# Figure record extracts
>>

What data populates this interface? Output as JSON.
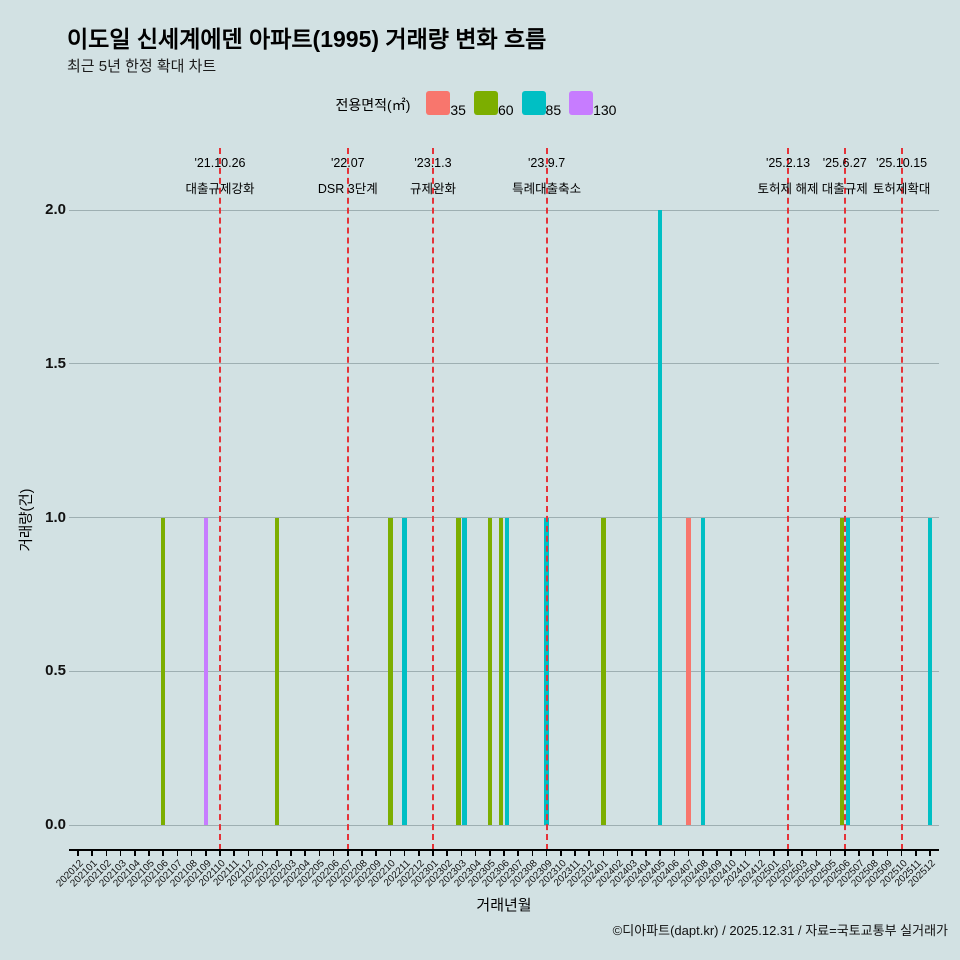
{
  "page": {
    "background": "#d2e1e3",
    "title": "이도일 신세계에덴 아파트(1995) 거래량 변화 흐름",
    "subtitle": "최근 5년 한정 확대 차트",
    "caption": "©디아파트(dapt.kr) / 2025.12.31 / 자료=국토교통부 실거래가"
  },
  "legend": {
    "title": "전용면적(㎡)",
    "items": [
      {
        "label": "35",
        "color": "#F8766D"
      },
      {
        "label": "60",
        "color": "#7CAE00"
      },
      {
        "label": "85",
        "color": "#00BFC4"
      },
      {
        "label": "130",
        "color": "#C77CFF"
      }
    ]
  },
  "chart_data": {
    "type": "bar",
    "title": "이도일 신세계에덴 아파트(1995) 거래량 변화 흐름",
    "subtitle": "최근 5년 한정 확대 차트",
    "xlabel": "거래년월",
    "ylabel": "거래량(건)",
    "ylim": [
      0,
      2
    ],
    "yticks": [
      "0.0",
      "0.5",
      "1.0",
      "1.5",
      "2.0"
    ],
    "grid": true,
    "legend_position": "top",
    "event_line_color": "#e53238",
    "categories": [
      "202012",
      "202101",
      "202102",
      "202103",
      "202104",
      "202105",
      "202106",
      "202107",
      "202108",
      "202109",
      "202110",
      "202111",
      "202112",
      "202201",
      "202202",
      "202203",
      "202204",
      "202205",
      "202206",
      "202207",
      "202208",
      "202209",
      "202210",
      "202211",
      "202212",
      "202301",
      "202302",
      "202303",
      "202304",
      "202305",
      "202306",
      "202307",
      "202308",
      "202309",
      "202310",
      "202311",
      "202312",
      "202401",
      "202402",
      "202403",
      "202404",
      "202405",
      "202406",
      "202407",
      "202408",
      "202409",
      "202410",
      "202411",
      "202412",
      "202501",
      "202502",
      "202503",
      "202504",
      "202505",
      "202506",
      "202507",
      "202508",
      "202509",
      "202510",
      "202511",
      "202512"
    ],
    "series": [
      {
        "name": "35",
        "color": "#F8766D",
        "points": [
          {
            "month": "202407",
            "value": 1
          }
        ]
      },
      {
        "name": "60",
        "color": "#7CAE00",
        "points": [
          {
            "month": "202106",
            "value": 1
          },
          {
            "month": "202202",
            "value": 1
          },
          {
            "month": "202210",
            "value": 1
          },
          {
            "month": "202303",
            "value": 1
          },
          {
            "month": "202305",
            "value": 1
          },
          {
            "month": "202306",
            "value": 1
          },
          {
            "month": "202401",
            "value": 1
          },
          {
            "month": "202506",
            "value": 1
          }
        ]
      },
      {
        "name": "85",
        "color": "#00BFC4",
        "points": [
          {
            "month": "202211",
            "value": 1
          },
          {
            "month": "202303",
            "value": 1
          },
          {
            "month": "202306",
            "value": 1
          },
          {
            "month": "202309",
            "value": 1
          },
          {
            "month": "202405",
            "value": 2
          },
          {
            "month": "202408",
            "value": 1
          },
          {
            "month": "202506",
            "value": 1
          },
          {
            "month": "202512",
            "value": 1
          }
        ]
      },
      {
        "name": "130",
        "color": "#C77CFF",
        "points": [
          {
            "month": "202109",
            "value": 1
          }
        ]
      }
    ],
    "events": [
      {
        "date": "'21.10.26",
        "label": "대출규제강화",
        "month": "202110"
      },
      {
        "date": "'22.07",
        "label": "DSR 3단계",
        "month": "202207"
      },
      {
        "date": "'23.1.3",
        "label": "규제완화",
        "month": "202301"
      },
      {
        "date": "'23.9.7",
        "label": "특례대출축소",
        "month": "202309"
      },
      {
        "date": "'25.2.13",
        "label": "토허제 해제",
        "month": "202502"
      },
      {
        "date": "'25.6.27",
        "label": "대출규제",
        "month": "202506"
      },
      {
        "date": "'25.10.15",
        "label": "토허제확대",
        "month": "202510"
      }
    ]
  }
}
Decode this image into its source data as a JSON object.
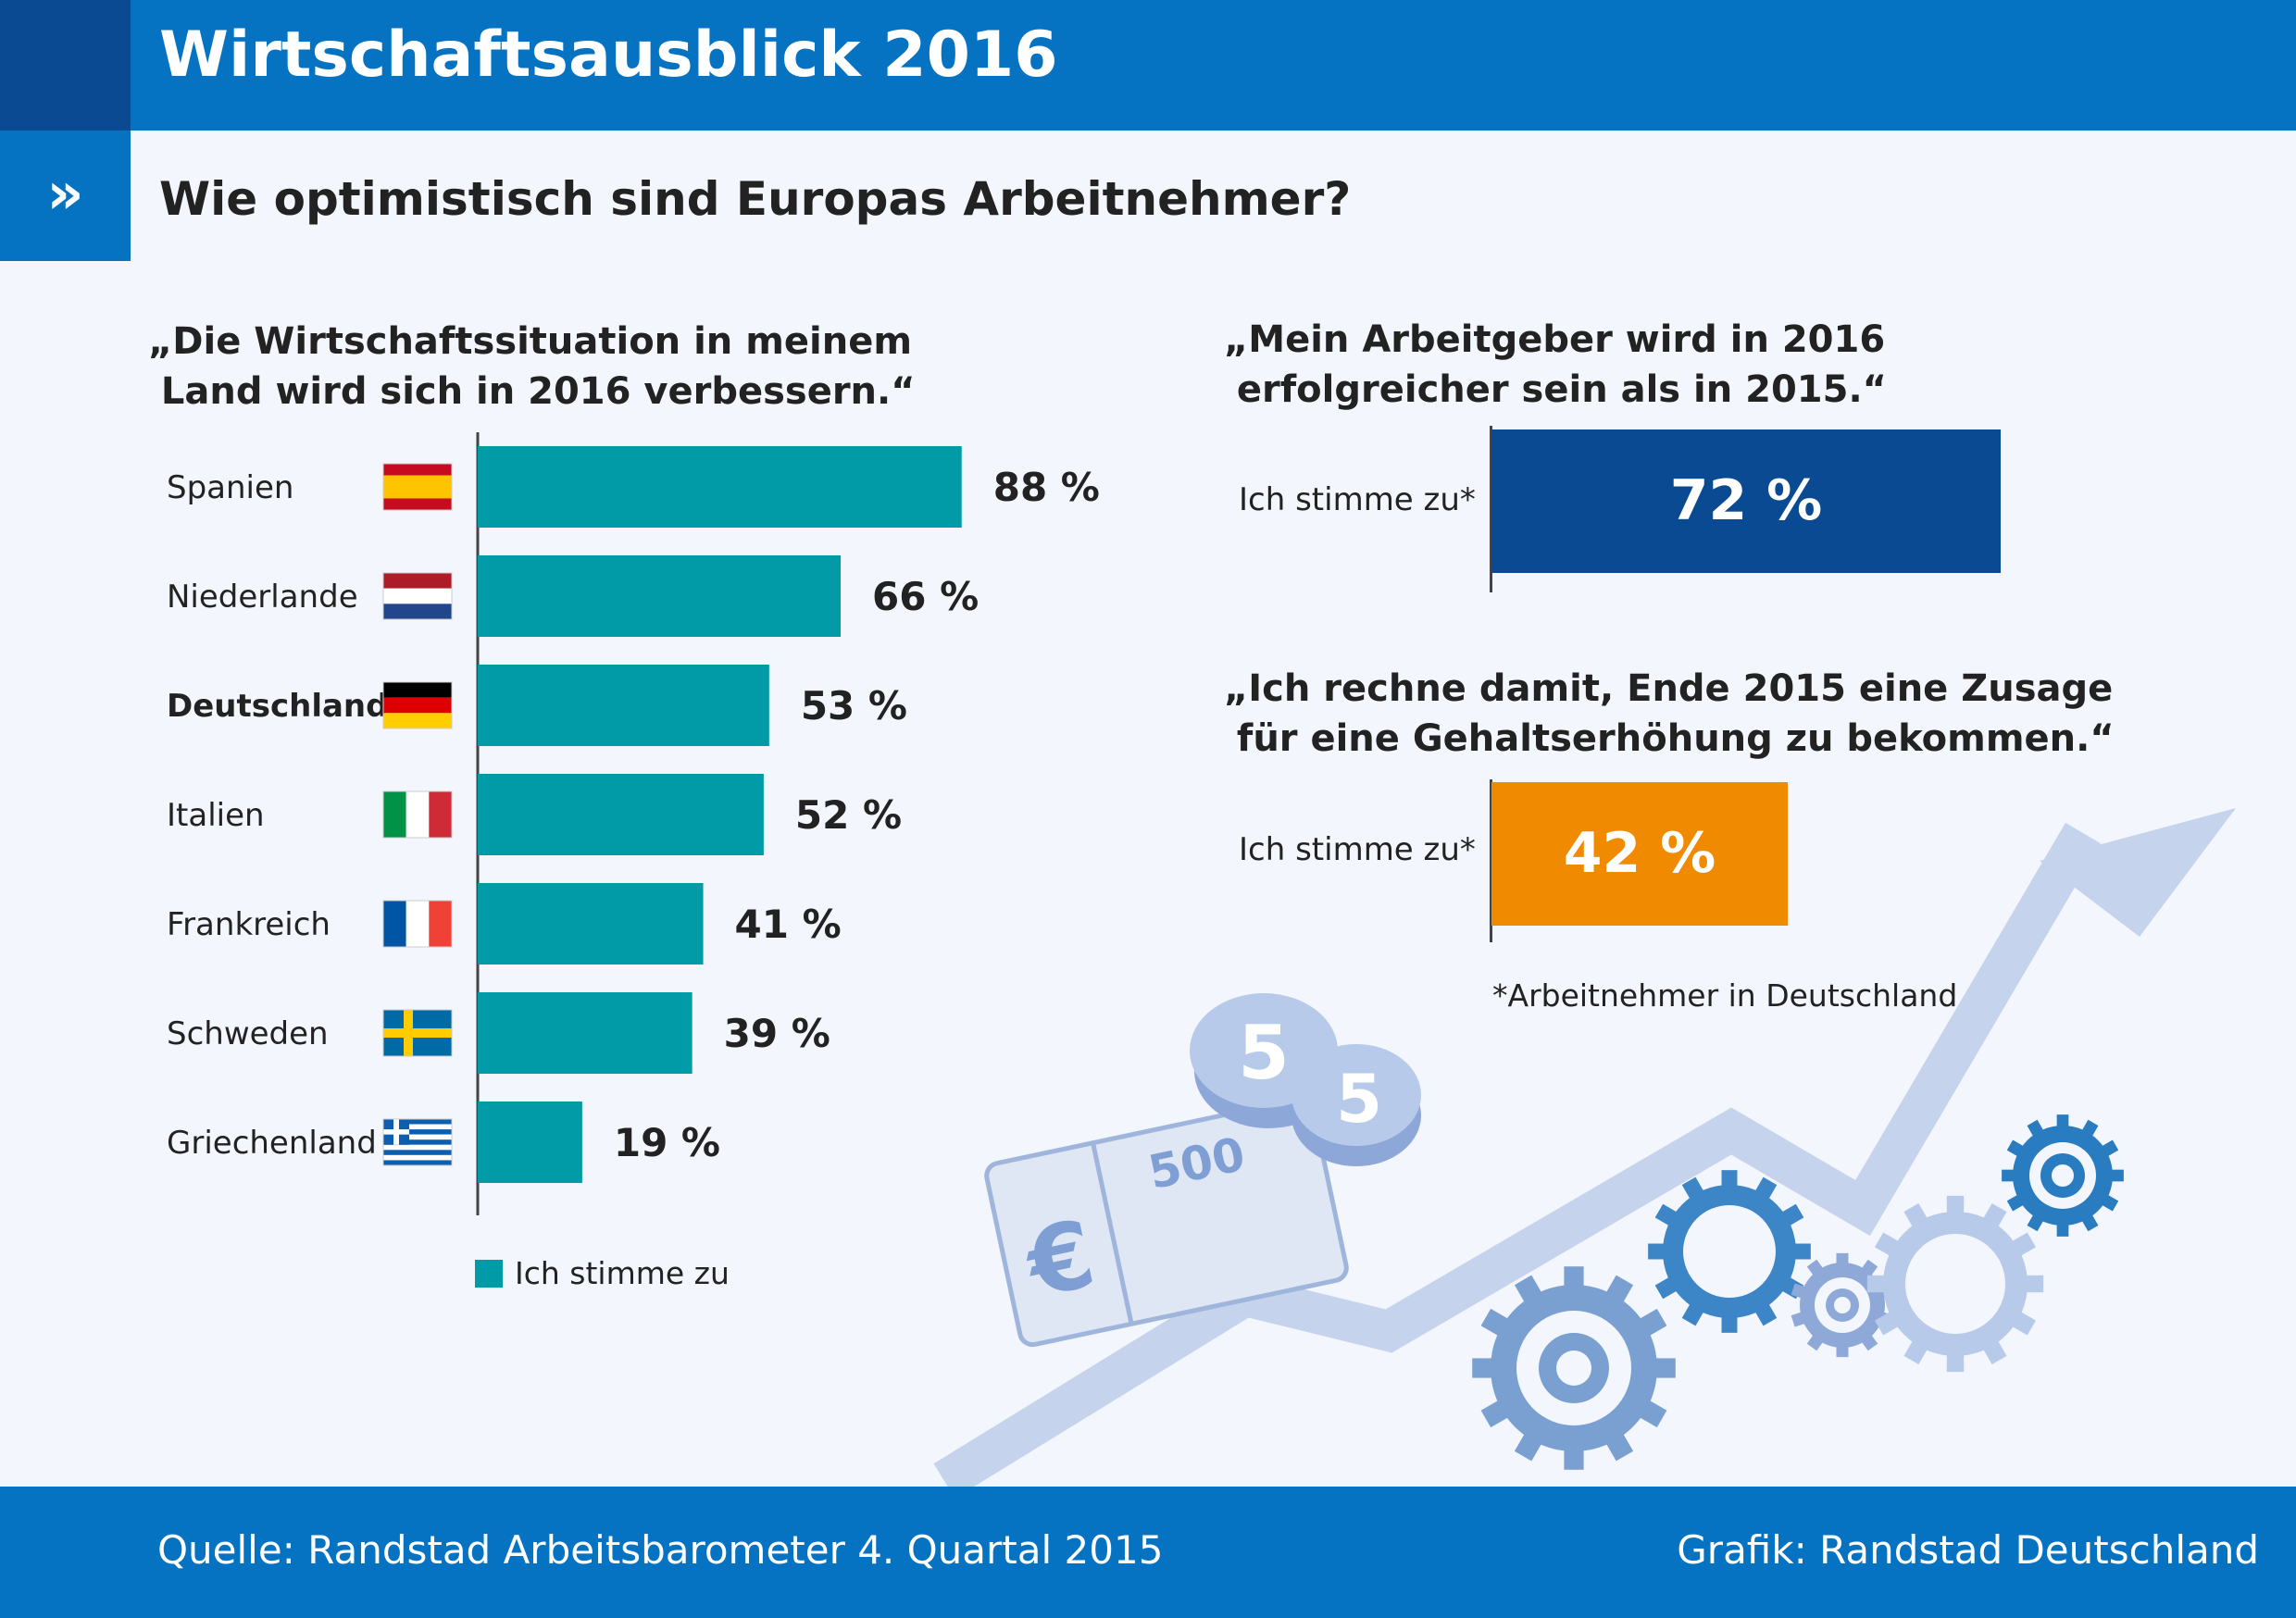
{
  "header": {
    "title": "Wirtschaftsausblick 2016",
    "arrows": "»",
    "subtitle": "Wie optimistisch sind Europas Arbeitnehmer?"
  },
  "left_panel": {
    "quote": "„Die Wirtschaftssituation in meinem\n Land wird sich in 2016 verbessern.“",
    "legend_label": "Ich stimme zu"
  },
  "right_panel": {
    "quote1": "„Mein Arbeitgeber wird in 2016\n erfolgreicher sein als in 2015.“",
    "agree_label1": "Ich stimme zu*",
    "value1_label": "72 %",
    "quote2": "„Ich rechne damit, Ende 2015 eine Zusage\n für eine Gehaltserhöhung zu bekommen.“",
    "agree_label2": "Ich stimme zu*",
    "value2_label": "42 %",
    "footnote": "*Arbeitnehmer in Deutschland"
  },
  "illustration": {
    "coin_label": "5",
    "bill_label": "500",
    "currency_symbol": "€"
  },
  "footer": {
    "source": "Quelle: Randstad Arbeitsbarometer 4. Quartal 2015",
    "credit": "Grafik: Randstad Deutschland"
  },
  "colors": {
    "brand_blue": "#0673c2",
    "dark_blue": "#0a4a93",
    "teal": "#009ba6",
    "orange": "#f08a00",
    "light_blue": "#c5d4ec"
  },
  "chart_data": [
    {
      "type": "bar",
      "orientation": "horizontal",
      "categories": [
        "Spanien",
        "Niederlande",
        "Deutschland",
        "Italien",
        "Frankreich",
        "Schweden",
        "Griechenland"
      ],
      "values": [
        88,
        66,
        53,
        52,
        41,
        39,
        19
      ],
      "value_labels": [
        "88 %",
        "66 %",
        "53 %",
        "52 %",
        "41 %",
        "39 %",
        "19 %"
      ],
      "highlight": "Deutschland",
      "flags": [
        "flag-spain-icon",
        "flag-netherlands-icon",
        "flag-germany-icon",
        "flag-italy-icon",
        "flag-france-icon",
        "flag-sweden-icon",
        "flag-greece-icon"
      ],
      "series": [
        {
          "name": "Ich stimme zu",
          "values": [
            88,
            66,
            53,
            52,
            41,
            39,
            19
          ]
        }
      ],
      "title": "„Die Wirtschaftssituation in meinem Land wird sich in 2016 verbessern.“"
    },
    {
      "type": "bar",
      "orientation": "horizontal",
      "categories": [
        "Ich stimme zu*"
      ],
      "values": [
        72
      ],
      "title": "„Mein Arbeitgeber wird in 2016 erfolgreicher sein als in 2015.“"
    },
    {
      "type": "bar",
      "orientation": "horizontal",
      "categories": [
        "Ich stimme zu*"
      ],
      "values": [
        42
      ],
      "title": "„Ich rechne damit, Ende 2015 eine Zusage für eine Gehaltserhöhung zu bekommen.“"
    }
  ]
}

<<

# Problem description
Write out every record above exactly as it stands, but leave out the pictures.

# Expected output
What data populates this interface? Output as JSON.
{
  "page": {
    "background": "#d2e1e3",
    "title": "이도일 신세계에덴 아파트(1995) 거래량 변화 흐름",
    "subtitle": "최근 5년 한정 확대 차트",
    "caption": "©디아파트(dapt.kr) / 2025.12.31 / 자료=국토교통부 실거래가"
  },
  "legend": {
    "title": "전용면적(㎡)",
    "items": [
      {
        "label": "35",
        "color": "#F8766D"
      },
      {
        "label": "60",
        "color": "#7CAE00"
      },
      {
        "label": "85",
        "color": "#00BFC4"
      },
      {
        "label": "130",
        "color": "#C77CFF"
      }
    ]
  },
  "chart_data": {
    "type": "bar",
    "title": "이도일 신세계에덴 아파트(1995) 거래량 변화 흐름",
    "subtitle": "최근 5년 한정 확대 차트",
    "xlabel": "거래년월",
    "ylabel": "거래량(건)",
    "ylim": [
      0,
      2
    ],
    "yticks": [
      "0.0",
      "0.5",
      "1.0",
      "1.5",
      "2.0"
    ],
    "grid": true,
    "legend_position": "top",
    "event_line_color": "#e53238",
    "categories": [
      "202012",
      "202101",
      "202102",
      "202103",
      "202104",
      "202105",
      "202106",
      "202107",
      "202108",
      "202109",
      "202110",
      "202111",
      "202112",
      "202201",
      "202202",
      "202203",
      "202204",
      "202205",
      "202206",
      "202207",
      "202208",
      "202209",
      "202210",
      "202211",
      "202212",
      "202301",
      "202302",
      "202303",
      "202304",
      "202305",
      "202306",
      "202307",
      "202308",
      "202309",
      "202310",
      "202311",
      "202312",
      "202401",
      "202402",
      "202403",
      "202404",
      "202405",
      "202406",
      "202407",
      "202408",
      "202409",
      "202410",
      "202411",
      "202412",
      "202501",
      "202502",
      "202503",
      "202504",
      "202505",
      "202506",
      "202507",
      "202508",
      "202509",
      "202510",
      "202511",
      "202512"
    ],
    "series": [
      {
        "name": "35",
        "color": "#F8766D",
        "points": [
          {
            "month": "202407",
            "value": 1
          }
        ]
      },
      {
        "name": "60",
        "color": "#7CAE00",
        "points": [
          {
            "month": "202106",
            "value": 1
          },
          {
            "month": "202202",
            "value": 1
          },
          {
            "month": "202210",
            "value": 1
          },
          {
            "month": "202303",
            "value": 1
          },
          {
            "month": "202305",
            "value": 1
          },
          {
            "month": "202306",
            "value": 1
          },
          {
            "month": "202401",
            "value": 1
          },
          {
            "month": "202506",
            "value": 1
          }
        ]
      },
      {
        "name": "85",
        "color": "#00BFC4",
        "points": [
          {
            "month": "202211",
            "value": 1
          },
          {
            "month": "202303",
            "value": 1
          },
          {
            "month": "202306",
            "value": 1
          },
          {
            "month": "202309",
            "value": 1
          },
          {
            "month": "202405",
            "value": 2
          },
          {
            "month": "202408",
            "value": 1
          },
          {
            "month": "202506",
            "value": 1
          },
          {
            "month": "202512",
            "value": 1
          }
        ]
      },
      {
        "name": "130",
        "color": "#C77CFF",
        "points": [
          {
            "month": "202109",
            "value": 1
          }
        ]
      }
    ],
    "events": [
      {
        "date": "'21.10.26",
        "label": "대출규제강화",
        "month": "202110"
      },
      {
        "date": "'22.07",
        "label": "DSR 3단계",
        "month": "202207"
      },
      {
        "date": "'23.1.3",
        "label": "규제완화",
        "month": "202301"
      },
      {
        "date": "'23.9.7",
        "label": "특례대출축소",
        "month": "202309"
      },
      {
        "date": "'25.2.13",
        "label": "토허제 해제",
        "month": "202502"
      },
      {
        "date": "'25.6.27",
        "label": "대출규제",
        "month": "202506"
      },
      {
        "date": "'25.10.15",
        "label": "토허제확대",
        "month": "202510"
      }
    ]
  }
}
Decode this image into its source data as a JSON object.
{
  "header": {
    "title": "Wirtschaftsausblick 2016",
    "arrows": "»",
    "subtitle": "Wie optimistisch sind Europas Arbeitnehmer?"
  },
  "left_panel": {
    "quote": "„Die Wirtschaftssituation in meinem\n Land wird sich in 2016 verbessern.“",
    "legend_label": "Ich stimme zu"
  },
  "right_panel": {
    "quote1": "„Mein Arbeitgeber wird in 2016\n erfolgreicher sein als in 2015.“",
    "agree_label1": "Ich stimme zu*",
    "value1_label": "72 %",
    "quote2": "„Ich rechne damit, Ende 2015 eine Zusage\n für eine Gehaltserhöhung zu bekommen.“",
    "agree_label2": "Ich stimme zu*",
    "value2_label": "42 %",
    "footnote": "*Arbeitnehmer in Deutschland"
  },
  "illustration": {
    "coin_label": "5",
    "bill_label": "500",
    "currency_symbol": "€"
  },
  "footer": {
    "source": "Quelle: Randstad Arbeitsbarometer 4. Quartal 2015",
    "credit": "Grafik: Randstad Deutschland"
  },
  "colors": {
    "brand_blue": "#0673c2",
    "dark_blue": "#0a4a93",
    "teal": "#009ba6",
    "orange": "#f08a00",
    "light_blue": "#c5d4ec"
  },
  "chart_data": [
    {
      "type": "bar",
      "orientation": "horizontal",
      "categories": [
        "Spanien",
        "Niederlande",
        "Deutschland",
        "Italien",
        "Frankreich",
        "Schweden",
        "Griechenland"
      ],
      "values": [
        88,
        66,
        53,
        52,
        41,
        39,
        19
      ],
      "value_labels": [
        "88 %",
        "66 %",
        "53 %",
        "52 %",
        "41 %",
        "39 %",
        "19 %"
      ],
      "highlight": "Deutschland",
      "flags": [
        "flag-spain-icon",
        "flag-netherlands-icon",
        "flag-germany-icon",
        "flag-italy-icon",
        "flag-france-icon",
        "flag-sweden-icon",
        "flag-greece-icon"
      ],
      "series": [
        {
          "name": "Ich stimme zu",
          "values": [
            88,
            66,
            53,
            52,
            41,
            39,
            19
          ]
        }
      ],
      "title": "„Die Wirtschaftssituation in meinem Land wird sich in 2016 verbessern.“"
    },
    {
      "type": "bar",
      "orientation": "horizontal",
      "categories": [
        "Ich stimme zu*"
      ],
      "values": [
        72
      ],
      "title": "„Mein Arbeitgeber wird in 2016 erfolgreicher sein als in 2015.“"
    },
    {
      "type": "bar",
      "orientation": "horizontal",
      "categories": [
        "Ich stimme zu*"
      ],
      "values": [
        42
      ],
      "title": "„Ich rechne damit, Ende 2015 eine Zusage für eine Gehaltserhöhung zu bekommen.“"
    }
  ]
}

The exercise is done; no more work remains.